AIM ->
Print every entry, word for word, and skip the images.

DATA ->
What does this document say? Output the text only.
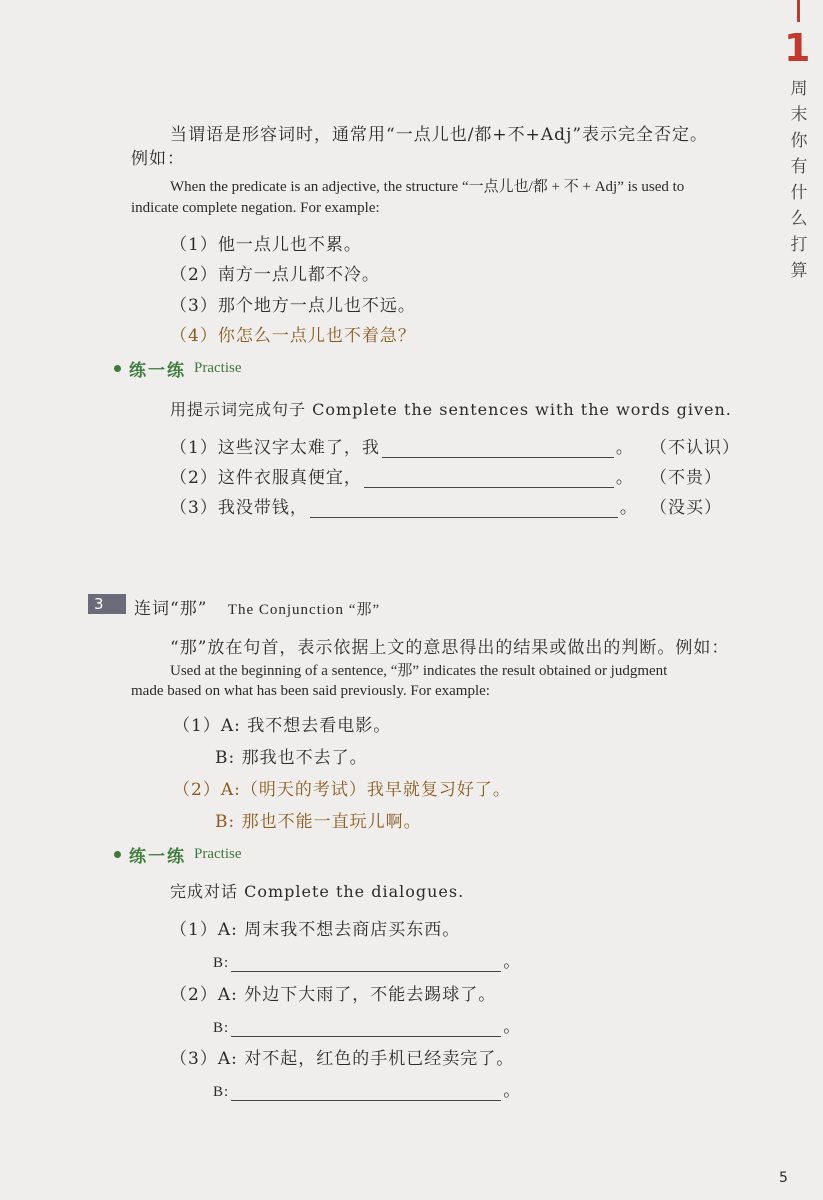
1
周末你有什么打算
当谓语是形容词时，通常用“一点儿也/都+不+Adj”表示完全否定。
例如：
When the predicate is an adjective, the structure “一点儿也/都 + 不 + Adj” is used to
indicate complete negation. For example:
（1）他一点儿也不累。
（2）南方一点儿都不冷。
（3）那个地方一点儿也不远。
（4）你怎么一点儿也不着急？
练一练 Practise
用提示词完成句子 Complete the sentences with the words given.
（1）这些汉字太难了，我	。 （不认识）
（2）这件衣服真便宜，	。 （不贵）
（3）我没带钱，	。 （没买）
3	连词“那” The Conjunction “那”
“那”放在句首，表示依据上文的意思得出的结果或做出的判断。例如：
Used at the beginning of a sentence, “那” indicates the result obtained or judgment
made based on what has been said previously. For example:
（1）A: 我不想去看电影。
B: 那我也不去了。
（2）A:（明天的考试）我早就复习好了。
B: 那也不能一直玩儿啊。
练一练 Practise
完成对话 Complete the dialogues.
（1）A: 周末我不想去商店买东西。
B:	。
（2）A: 外边下大雨了，不能去踢球了。
B:	。
（3）A: 对不起，红色的手机已经卖完了。
B:	。
5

RESPONSE TO THIS EXERCISE ->
What does this document say? Output the text only.
1
周末你有什么打算
当谓语是形容词时，通常用“一点儿也/都+不+Adj”表示完全否定。
例如：
When the predicate is an adjective, the structure “一点儿也/都 + 不 + Adj” is used to
indicate complete negation. For example:
（1）他一点儿也不累。
（2）南方一点儿都不冷。
（3）那个地方一点儿也不远。
（4）你怎么一点儿也不着急？
练一练 Practise
用提示词完成句子 Complete the sentences with the words given.
（1）这些汉字太难了，我	。 （不认识）
（2）这件衣服真便宜，	。 （不贵）
（3）我没带钱，	。 （没买）
3	连词“那” The Conjunction “那”
“那”放在句首，表示依据上文的意思得出的结果或做出的判断。例如：
Used at the beginning of a sentence, “那” indicates the result obtained or judgment
made based on what has been said previously. For example:
（1）A: 我不想去看电影。
B: 那我也不去了。
（2）A:（明天的考试）我早就复习好了。
B: 那也不能一直玩儿啊。
练一练 Practise
完成对话 Complete the dialogues.
（1）A: 周末我不想去商店买东西。
B:	。
（2）A: 外边下大雨了，不能去踢球了。
B:	。
（3）A: 对不起，红色的手机已经卖完了。
B:	。
5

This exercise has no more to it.